#### What you have to do
Retype all of the entries word for word.

#### Records
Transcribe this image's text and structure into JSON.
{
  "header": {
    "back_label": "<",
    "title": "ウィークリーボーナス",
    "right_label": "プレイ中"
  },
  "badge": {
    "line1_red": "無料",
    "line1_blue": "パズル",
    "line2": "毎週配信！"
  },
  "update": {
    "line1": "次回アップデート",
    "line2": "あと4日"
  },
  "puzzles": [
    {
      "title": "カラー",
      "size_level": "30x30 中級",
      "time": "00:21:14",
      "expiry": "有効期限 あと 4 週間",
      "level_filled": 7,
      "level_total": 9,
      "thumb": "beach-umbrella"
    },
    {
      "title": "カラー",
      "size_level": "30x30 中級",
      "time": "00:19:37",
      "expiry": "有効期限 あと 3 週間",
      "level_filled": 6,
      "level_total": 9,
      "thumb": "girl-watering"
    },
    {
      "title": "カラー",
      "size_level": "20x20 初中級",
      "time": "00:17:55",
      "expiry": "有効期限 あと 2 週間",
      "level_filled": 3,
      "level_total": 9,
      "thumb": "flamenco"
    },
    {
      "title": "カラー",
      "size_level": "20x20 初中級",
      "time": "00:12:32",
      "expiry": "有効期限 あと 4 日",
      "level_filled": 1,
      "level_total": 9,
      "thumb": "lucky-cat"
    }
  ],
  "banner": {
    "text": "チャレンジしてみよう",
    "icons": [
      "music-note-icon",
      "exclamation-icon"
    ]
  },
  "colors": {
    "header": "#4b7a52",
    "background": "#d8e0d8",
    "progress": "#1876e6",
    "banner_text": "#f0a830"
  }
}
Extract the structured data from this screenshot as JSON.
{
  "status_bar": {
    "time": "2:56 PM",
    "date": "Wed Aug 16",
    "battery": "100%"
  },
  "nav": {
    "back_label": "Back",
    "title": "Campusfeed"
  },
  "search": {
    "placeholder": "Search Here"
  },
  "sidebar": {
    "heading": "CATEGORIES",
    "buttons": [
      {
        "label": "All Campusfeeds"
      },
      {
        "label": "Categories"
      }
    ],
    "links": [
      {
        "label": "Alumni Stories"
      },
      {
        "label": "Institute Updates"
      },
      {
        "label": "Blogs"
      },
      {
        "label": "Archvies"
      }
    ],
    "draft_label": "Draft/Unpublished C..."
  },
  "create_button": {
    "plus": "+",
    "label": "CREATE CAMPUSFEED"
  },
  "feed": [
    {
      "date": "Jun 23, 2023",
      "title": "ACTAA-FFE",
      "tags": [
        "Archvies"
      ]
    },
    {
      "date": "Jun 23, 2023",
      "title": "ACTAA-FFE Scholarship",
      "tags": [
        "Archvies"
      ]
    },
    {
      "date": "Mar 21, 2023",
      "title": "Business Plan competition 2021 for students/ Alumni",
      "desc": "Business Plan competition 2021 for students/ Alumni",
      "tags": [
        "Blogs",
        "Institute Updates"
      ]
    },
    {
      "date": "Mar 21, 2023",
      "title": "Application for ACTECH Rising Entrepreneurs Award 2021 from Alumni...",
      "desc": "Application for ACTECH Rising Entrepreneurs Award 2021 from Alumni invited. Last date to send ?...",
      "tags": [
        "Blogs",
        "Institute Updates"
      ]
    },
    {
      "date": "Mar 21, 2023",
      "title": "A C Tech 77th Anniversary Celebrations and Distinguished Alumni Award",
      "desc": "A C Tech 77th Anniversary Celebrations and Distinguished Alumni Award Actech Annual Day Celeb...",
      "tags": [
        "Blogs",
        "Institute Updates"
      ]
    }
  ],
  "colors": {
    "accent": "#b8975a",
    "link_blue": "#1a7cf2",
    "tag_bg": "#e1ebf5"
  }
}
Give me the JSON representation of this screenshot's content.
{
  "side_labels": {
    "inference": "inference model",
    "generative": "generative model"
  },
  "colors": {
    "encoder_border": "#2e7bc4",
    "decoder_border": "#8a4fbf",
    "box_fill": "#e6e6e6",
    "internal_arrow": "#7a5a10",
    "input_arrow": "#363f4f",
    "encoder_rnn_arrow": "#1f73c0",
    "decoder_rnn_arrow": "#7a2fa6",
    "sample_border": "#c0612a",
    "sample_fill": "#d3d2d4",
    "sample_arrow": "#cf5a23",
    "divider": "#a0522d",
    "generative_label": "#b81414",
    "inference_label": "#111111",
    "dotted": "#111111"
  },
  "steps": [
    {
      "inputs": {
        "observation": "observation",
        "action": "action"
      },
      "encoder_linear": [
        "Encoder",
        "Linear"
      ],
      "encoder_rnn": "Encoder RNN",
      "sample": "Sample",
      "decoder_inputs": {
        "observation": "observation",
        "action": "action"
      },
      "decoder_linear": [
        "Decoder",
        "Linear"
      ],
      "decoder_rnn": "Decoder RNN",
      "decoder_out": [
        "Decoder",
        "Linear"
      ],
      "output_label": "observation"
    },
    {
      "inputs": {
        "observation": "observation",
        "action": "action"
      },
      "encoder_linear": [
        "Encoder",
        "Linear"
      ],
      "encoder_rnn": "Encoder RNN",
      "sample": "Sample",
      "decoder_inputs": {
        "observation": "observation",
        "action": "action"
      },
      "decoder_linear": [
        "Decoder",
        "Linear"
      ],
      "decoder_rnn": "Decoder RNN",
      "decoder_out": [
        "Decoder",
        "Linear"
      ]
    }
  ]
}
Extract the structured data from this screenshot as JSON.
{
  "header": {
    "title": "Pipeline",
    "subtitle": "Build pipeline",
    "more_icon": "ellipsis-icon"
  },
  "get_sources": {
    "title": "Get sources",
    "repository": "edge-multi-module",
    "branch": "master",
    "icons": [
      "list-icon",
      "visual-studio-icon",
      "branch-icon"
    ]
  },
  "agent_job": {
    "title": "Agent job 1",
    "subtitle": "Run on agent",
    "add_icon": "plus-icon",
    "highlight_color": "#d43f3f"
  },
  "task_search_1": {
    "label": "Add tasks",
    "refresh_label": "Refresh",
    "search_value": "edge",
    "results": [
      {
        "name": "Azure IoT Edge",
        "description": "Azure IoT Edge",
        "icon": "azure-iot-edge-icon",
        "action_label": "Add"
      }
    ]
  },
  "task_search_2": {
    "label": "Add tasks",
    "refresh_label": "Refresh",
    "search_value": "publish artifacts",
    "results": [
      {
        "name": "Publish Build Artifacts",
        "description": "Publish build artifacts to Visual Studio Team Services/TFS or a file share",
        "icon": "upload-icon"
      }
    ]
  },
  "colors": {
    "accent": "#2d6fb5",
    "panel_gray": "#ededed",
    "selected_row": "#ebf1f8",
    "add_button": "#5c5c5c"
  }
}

#### Output for this exercise
Transcribe this image's text and structure into JSON.
{
  "header": {
    "back_label": "<",
    "title": "ウィークリーボーナス",
    "right_label": "プレイ中"
  },
  "badge": {
    "line1_red": "無料",
    "line1_blue": "パズル",
    "line2": "毎週配信！"
  },
  "update": {
    "line1": "次回アップデート",
    "line2": "あと4日"
  },
  "puzzles": [
    {
      "title": "カラー",
      "size_level": "30x30 中級",
      "time": "00:21:14",
      "expiry": "有効期限 あと 4 週間",
      "level_filled": 7,
      "level_total": 9,
      "thumb": "beach-umbrella"
    },
    {
      "title": "カラー",
      "size_level": "30x30 中級",
      "time": "00:19:37",
      "expiry": "有効期限 あと 3 週間",
      "level_filled": 6,
      "level_total": 9,
      "thumb": "girl-watering"
    },
    {
      "title": "カラー",
      "size_level": "20x20 初中級",
      "time": "00:17:55",
      "expiry": "有効期限 あと 2 週間",
      "level_filled": 3,
      "level_total": 9,
      "thumb": "flamenco"
    },
    {
      "title": "カラー",
      "size_level": "20x20 初中級",
      "time": "00:12:32",
      "expiry": "有効期限 あと 4 日",
      "level_filled": 1,
      "level_total": 9,
      "thumb": "lucky-cat"
    }
  ],
  "banner": {
    "text": "チャレンジしてみよう",
    "icons": [
      "music-note-icon",
      "exclamation-icon"
    ]
  },
  "colors": {
    "header": "#4b7a52",
    "background": "#d8e0d8",
    "progress": "#1876e6",
    "banner_text": "#f0a830"
  }
}
Extract the structured data from this screenshot as JSON.
{
  "status_bar": {
    "time": "2:56 PM",
    "date": "Wed Aug 16",
    "battery": "100%"
  },
  "nav": {
    "back_label": "Back",
    "title": "Campusfeed"
  },
  "search": {
    "placeholder": "Search Here"
  },
  "sidebar": {
    "heading": "CATEGORIES",
    "buttons": [
      {
        "label": "All Campusfeeds"
      },
      {
        "label": "Categories"
      }
    ],
    "links": [
      {
        "label": "Alumni Stories"
      },
      {
        "label": "Institute Updates"
      },
      {
        "label": "Blogs"
      },
      {
        "label": "Archvies"
      }
    ],
    "draft_label": "Draft/Unpublished C..."
  },
  "create_button": {
    "plus": "+",
    "label": "CREATE CAMPUSFEED"
  },
  "feed": [
    {
      "date": "Jun 23, 2023",
      "title": "ACTAA-FFE",
      "tags": [
        "Archvies"
      ]
    },
    {
      "date": "Jun 23, 2023",
      "title": "ACTAA-FFE Scholarship",
      "tags": [
        "Archvies"
      ]
    },
    {
      "date": "Mar 21, 2023",
      "title": "Business Plan competition 2021 for students/ Alumni",
      "desc": "Business Plan competition 2021 for students/ Alumni",
      "tags": [
        "Blogs",
        "Institute Updates"
      ]
    },
    {
      "date": "Mar 21, 2023",
      "title": "Application for ACTECH Rising Entrepreneurs Award 2021 from Alumni...",
      "desc": "Application for ACTECH Rising Entrepreneurs Award 2021 from Alumni invited. Last date to send ?...",
      "tags": [
        "Blogs",
        "Institute Updates"
      ]
    },
    {
      "date": "Mar 21, 2023",
      "title": "A C Tech 77th Anniversary Celebrations and Distinguished Alumni Award",
      "desc": "A C Tech 77th Anniversary Celebrations and Distinguished Alumni Award Actech Annual Day Celeb...",
      "tags": [
        "Blogs",
        "Institute Updates"
      ]
    }
  ],
  "colors": {
    "accent": "#b8975a",
    "link_blue": "#1a7cf2",
    "tag_bg": "#e1ebf5"
  }
}
Give me the JSON representation of this screenshot's content.
{
  "side_labels": {
    "inference": "inference model",
    "generative": "generative model"
  },
  "colors": {
    "encoder_border": "#2e7bc4",
    "decoder_border": "#8a4fbf",
    "box_fill": "#e6e6e6",
    "internal_arrow": "#7a5a10",
    "input_arrow": "#363f4f",
    "encoder_rnn_arrow": "#1f73c0",
    "decoder_rnn_arrow": "#7a2fa6",
    "sample_border": "#c0612a",
    "sample_fill": "#d3d2d4",
    "sample_arrow": "#cf5a23",
    "divider": "#a0522d",
    "generative_label": "#b81414",
    "inference_label": "#111111",
    "dotted": "#111111"
  },
  "steps": [
    {
      "inputs": {
        "observation": "observation",
        "action": "action"
      },
      "encoder_linear": [
        "Encoder",
        "Linear"
      ],
      "encoder_rnn": "Encoder RNN",
      "sample": "Sample",
      "decoder_inputs": {
        "observation": "observation",
        "action": "action"
      },
      "decoder_linear": [
        "Decoder",
        "Linear"
      ],
      "decoder_rnn": "Decoder RNN",
      "decoder_out": [
        "Decoder",
        "Linear"
      ],
      "output_label": "observation"
    },
    {
      "inputs": {
        "observation": "observation",
        "action": "action"
      },
      "encoder_linear": [
        "Encoder",
        "Linear"
      ],
      "encoder_rnn": "Encoder RNN",
      "sample": "Sample",
      "decoder_inputs": {
        "observation": "observation",
        "action": "action"
      },
      "decoder_linear": [
        "Decoder",
        "Linear"
      ],
      "decoder_rnn": "Decoder RNN",
      "decoder_out": [
        "Decoder",
        "Linear"
      ]
    }
  ]
}
Extract the structured data from this screenshot as JSON.
{
  "header": {
    "title": "Pipeline",
    "subtitle": "Build pipeline",
    "more_icon": "ellipsis-icon"
  },
  "get_sources": {
    "title": "Get sources",
    "repository": "edge-multi-module",
    "branch": "master",
    "icons": [
      "list-icon",
      "visual-studio-icon",
      "branch-icon"
    ]
  },
  "agent_job": {
    "title": "Agent job 1",
    "subtitle": "Run on agent",
    "add_icon": "plus-icon",
    "highlight_color": "#d43f3f"
  },
  "task_search_1": {
    "label": "Add tasks",
    "refresh_label": "Refresh",
    "search_value": "edge",
    "results": [
      {
        "name": "Azure IoT Edge",
        "description": "Azure IoT Edge",
        "icon": "azure-iot-edge-icon",
        "action_label": "Add"
      }
    ]
  },
  "task_search_2": {
    "label": "Add tasks",
    "refresh_label": "Refresh",
    "search_value": "publish artifacts",
    "results": [
      {
        "name": "Publish Build Artifacts",
        "description": "Publish build artifacts to Visual Studio Team Services/TFS or a file share",
        "icon": "upload-icon"
      }
    ]
  },
  "colors": {
    "accent": "#2d6fb5",
    "panel_gray": "#ededed",
    "selected_row": "#ebf1f8",
    "add_button": "#5c5c5c"
  }
}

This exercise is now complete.